[Exercise] Below are some records; retype all of them exactly.

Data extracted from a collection
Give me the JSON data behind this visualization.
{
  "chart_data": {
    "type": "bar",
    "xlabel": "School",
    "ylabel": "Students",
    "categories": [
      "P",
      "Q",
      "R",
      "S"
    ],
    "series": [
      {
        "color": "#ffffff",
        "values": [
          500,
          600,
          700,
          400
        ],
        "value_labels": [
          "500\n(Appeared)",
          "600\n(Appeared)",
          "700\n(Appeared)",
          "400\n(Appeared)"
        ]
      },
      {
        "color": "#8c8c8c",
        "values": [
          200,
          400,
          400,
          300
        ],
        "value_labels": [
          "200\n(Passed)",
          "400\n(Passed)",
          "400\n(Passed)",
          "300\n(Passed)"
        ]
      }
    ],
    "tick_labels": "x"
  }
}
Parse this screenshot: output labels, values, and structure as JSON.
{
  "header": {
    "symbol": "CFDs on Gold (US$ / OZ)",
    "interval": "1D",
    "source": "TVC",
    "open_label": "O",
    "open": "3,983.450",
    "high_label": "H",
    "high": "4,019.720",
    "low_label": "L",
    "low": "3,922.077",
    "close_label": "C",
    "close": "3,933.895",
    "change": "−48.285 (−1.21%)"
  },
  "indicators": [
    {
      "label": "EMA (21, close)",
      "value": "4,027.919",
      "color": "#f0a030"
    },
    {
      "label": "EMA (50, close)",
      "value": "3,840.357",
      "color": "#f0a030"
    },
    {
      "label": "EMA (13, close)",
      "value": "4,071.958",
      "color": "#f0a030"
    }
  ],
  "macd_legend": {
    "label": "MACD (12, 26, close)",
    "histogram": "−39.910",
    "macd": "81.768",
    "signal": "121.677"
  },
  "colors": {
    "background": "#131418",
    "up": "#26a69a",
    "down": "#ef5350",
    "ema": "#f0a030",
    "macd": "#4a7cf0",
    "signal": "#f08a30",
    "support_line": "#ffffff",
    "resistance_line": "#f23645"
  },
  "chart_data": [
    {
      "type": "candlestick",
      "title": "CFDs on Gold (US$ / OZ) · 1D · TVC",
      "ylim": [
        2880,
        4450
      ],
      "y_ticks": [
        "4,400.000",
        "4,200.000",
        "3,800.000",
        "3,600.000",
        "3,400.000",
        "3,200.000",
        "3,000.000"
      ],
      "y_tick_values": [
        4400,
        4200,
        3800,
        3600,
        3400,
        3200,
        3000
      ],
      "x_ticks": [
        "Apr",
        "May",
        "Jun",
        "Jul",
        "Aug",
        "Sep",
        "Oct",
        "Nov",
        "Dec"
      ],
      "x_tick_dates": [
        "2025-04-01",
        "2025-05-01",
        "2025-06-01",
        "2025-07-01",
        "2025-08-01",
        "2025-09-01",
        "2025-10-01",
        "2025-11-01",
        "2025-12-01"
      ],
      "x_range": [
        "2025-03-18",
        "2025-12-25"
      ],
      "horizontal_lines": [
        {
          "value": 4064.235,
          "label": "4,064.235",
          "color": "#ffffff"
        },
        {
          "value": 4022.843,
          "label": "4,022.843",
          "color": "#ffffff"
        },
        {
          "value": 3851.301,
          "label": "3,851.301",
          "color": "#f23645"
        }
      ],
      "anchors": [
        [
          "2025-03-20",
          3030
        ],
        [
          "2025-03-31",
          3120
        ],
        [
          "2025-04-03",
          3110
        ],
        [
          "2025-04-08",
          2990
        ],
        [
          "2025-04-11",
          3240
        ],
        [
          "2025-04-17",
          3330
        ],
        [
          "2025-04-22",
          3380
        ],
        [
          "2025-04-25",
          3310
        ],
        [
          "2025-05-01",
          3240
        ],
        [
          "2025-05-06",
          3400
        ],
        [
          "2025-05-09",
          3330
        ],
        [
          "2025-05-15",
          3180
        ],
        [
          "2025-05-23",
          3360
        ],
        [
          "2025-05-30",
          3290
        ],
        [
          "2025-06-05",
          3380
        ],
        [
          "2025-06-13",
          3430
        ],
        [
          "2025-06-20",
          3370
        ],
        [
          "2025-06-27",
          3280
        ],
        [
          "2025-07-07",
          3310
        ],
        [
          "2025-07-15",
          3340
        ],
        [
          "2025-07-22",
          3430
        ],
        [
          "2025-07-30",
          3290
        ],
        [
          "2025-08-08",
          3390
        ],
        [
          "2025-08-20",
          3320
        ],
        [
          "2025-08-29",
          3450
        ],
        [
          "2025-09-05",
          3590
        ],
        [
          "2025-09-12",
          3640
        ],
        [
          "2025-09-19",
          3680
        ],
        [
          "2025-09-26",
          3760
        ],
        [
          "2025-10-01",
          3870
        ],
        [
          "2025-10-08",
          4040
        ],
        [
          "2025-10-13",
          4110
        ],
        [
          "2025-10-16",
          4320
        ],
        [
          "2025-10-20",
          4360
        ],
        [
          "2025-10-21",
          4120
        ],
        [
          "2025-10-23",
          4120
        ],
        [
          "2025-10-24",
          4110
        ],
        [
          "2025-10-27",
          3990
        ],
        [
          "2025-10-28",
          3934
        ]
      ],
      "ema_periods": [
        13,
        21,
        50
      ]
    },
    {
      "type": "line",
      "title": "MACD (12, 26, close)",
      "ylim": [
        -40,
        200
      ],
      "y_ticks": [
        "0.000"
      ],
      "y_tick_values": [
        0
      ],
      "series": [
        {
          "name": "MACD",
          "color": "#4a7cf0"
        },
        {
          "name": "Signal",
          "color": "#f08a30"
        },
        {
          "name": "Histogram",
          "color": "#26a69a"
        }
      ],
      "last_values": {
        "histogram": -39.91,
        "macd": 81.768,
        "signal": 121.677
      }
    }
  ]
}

[Written answer]
Give me the JSON data behind this visualization.
{
  "chart_data": {
    "type": "bar",
    "xlabel": "School",
    "ylabel": "Students",
    "categories": [
      "P",
      "Q",
      "R",
      "S"
    ],
    "series": [
      {
        "color": "#ffffff",
        "values": [
          500,
          600,
          700,
          400
        ],
        "value_labels": [
          "500\n(Appeared)",
          "600\n(Appeared)",
          "700\n(Appeared)",
          "400\n(Appeared)"
        ]
      },
      {
        "color": "#8c8c8c",
        "values": [
          200,
          400,
          400,
          300
        ],
        "value_labels": [
          "200\n(Passed)",
          "400\n(Passed)",
          "400\n(Passed)",
          "300\n(Passed)"
        ]
      }
    ],
    "tick_labels": "x"
  }
}
Parse this screenshot: output labels, values, and structure as JSON.
{
  "header": {
    "symbol": "CFDs on Gold (US$ / OZ)",
    "interval": "1D",
    "source": "TVC",
    "open_label": "O",
    "open": "3,983.450",
    "high_label": "H",
    "high": "4,019.720",
    "low_label": "L",
    "low": "3,922.077",
    "close_label": "C",
    "close": "3,933.895",
    "change": "−48.285 (−1.21%)"
  },
  "indicators": [
    {
      "label": "EMA (21, close)",
      "value": "4,027.919",
      "color": "#f0a030"
    },
    {
      "label": "EMA (50, close)",
      "value": "3,840.357",
      "color": "#f0a030"
    },
    {
      "label": "EMA (13, close)",
      "value": "4,071.958",
      "color": "#f0a030"
    }
  ],
  "macd_legend": {
    "label": "MACD (12, 26, close)",
    "histogram": "−39.910",
    "macd": "81.768",
    "signal": "121.677"
  },
  "colors": {
    "background": "#131418",
    "up": "#26a69a",
    "down": "#ef5350",
    "ema": "#f0a030",
    "macd": "#4a7cf0",
    "signal": "#f08a30",
    "support_line": "#ffffff",
    "resistance_line": "#f23645"
  },
  "chart_data": [
    {
      "type": "candlestick",
      "title": "CFDs on Gold (US$ / OZ) · 1D · TVC",
      "ylim": [
        2880,
        4450
      ],
      "y_ticks": [
        "4,400.000",
        "4,200.000",
        "3,800.000",
        "3,600.000",
        "3,400.000",
        "3,200.000",
        "3,000.000"
      ],
      "y_tick_values": [
        4400,
        4200,
        3800,
        3600,
        3400,
        3200,
        3000
      ],
      "x_ticks": [
        "Apr",
        "May",
        "Jun",
        "Jul",
        "Aug",
        "Sep",
        "Oct",
        "Nov",
        "Dec"
      ],
      "x_tick_dates": [
        "2025-04-01",
        "2025-05-01",
        "2025-06-01",
        "2025-07-01",
        "2025-08-01",
        "2025-09-01",
        "2025-10-01",
        "2025-11-01",
        "2025-12-01"
      ],
      "x_range": [
        "2025-03-18",
        "2025-12-25"
      ],
      "horizontal_lines": [
        {
          "value": 4064.235,
          "label": "4,064.235",
          "color": "#ffffff"
        },
        {
          "value": 4022.843,
          "label": "4,022.843",
          "color": "#ffffff"
        },
        {
          "value": 3851.301,
          "label": "3,851.301",
          "color": "#f23645"
        }
      ],
      "anchors": [
        [
          "2025-03-20",
          3030
        ],
        [
          "2025-03-31",
          3120
        ],
        [
          "2025-04-03",
          3110
        ],
        [
          "2025-04-08",
          2990
        ],
        [
          "2025-04-11",
          3240
        ],
        [
          "2025-04-17",
          3330
        ],
        [
          "2025-04-22",
          3380
        ],
        [
          "2025-04-25",
          3310
        ],
        [
          "2025-05-01",
          3240
        ],
        [
          "2025-05-06",
          3400
        ],
        [
          "2025-05-09",
          3330
        ],
        [
          "2025-05-15",
          3180
        ],
        [
          "2025-05-23",
          3360
        ],
        [
          "2025-05-30",
          3290
        ],
        [
          "2025-06-05",
          3380
        ],
        [
          "2025-06-13",
          3430
        ],
        [
          "2025-06-20",
          3370
        ],
        [
          "2025-06-27",
          3280
        ],
        [
          "2025-07-07",
          3310
        ],
        [
          "2025-07-15",
          3340
        ],
        [
          "2025-07-22",
          3430
        ],
        [
          "2025-07-30",
          3290
        ],
        [
          "2025-08-08",
          3390
        ],
        [
          "2025-08-20",
          3320
        ],
        [
          "2025-08-29",
          3450
        ],
        [
          "2025-09-05",
          3590
        ],
        [
          "2025-09-12",
          3640
        ],
        [
          "2025-09-19",
          3680
        ],
        [
          "2025-09-26",
          3760
        ],
        [
          "2025-10-01",
          3870
        ],
        [
          "2025-10-08",
          4040
        ],
        [
          "2025-10-13",
          4110
        ],
        [
          "2025-10-16",
          4320
        ],
        [
          "2025-10-20",
          4360
        ],
        [
          "2025-10-21",
          4120
        ],
        [
          "2025-10-23",
          4120
        ],
        [
          "2025-10-24",
          4110
        ],
        [
          "2025-10-27",
          3990
        ],
        [
          "2025-10-28",
          3934
        ]
      ],
      "ema_periods": [
        13,
        21,
        50
      ]
    },
    {
      "type": "line",
      "title": "MACD (12, 26, close)",
      "ylim": [
        -40,
        200
      ],
      "y_ticks": [
        "0.000"
      ],
      "y_tick_values": [
        0
      ],
      "series": [
        {
          "name": "MACD",
          "color": "#4a7cf0"
        },
        {
          "name": "Signal",
          "color": "#f08a30"
        },
        {
          "name": "Histogram",
          "color": "#26a69a"
        }
      ],
      "last_values": {
        "histogram": -39.91,
        "macd": 81.768,
        "signal": 121.677
      }
    }
  ]
}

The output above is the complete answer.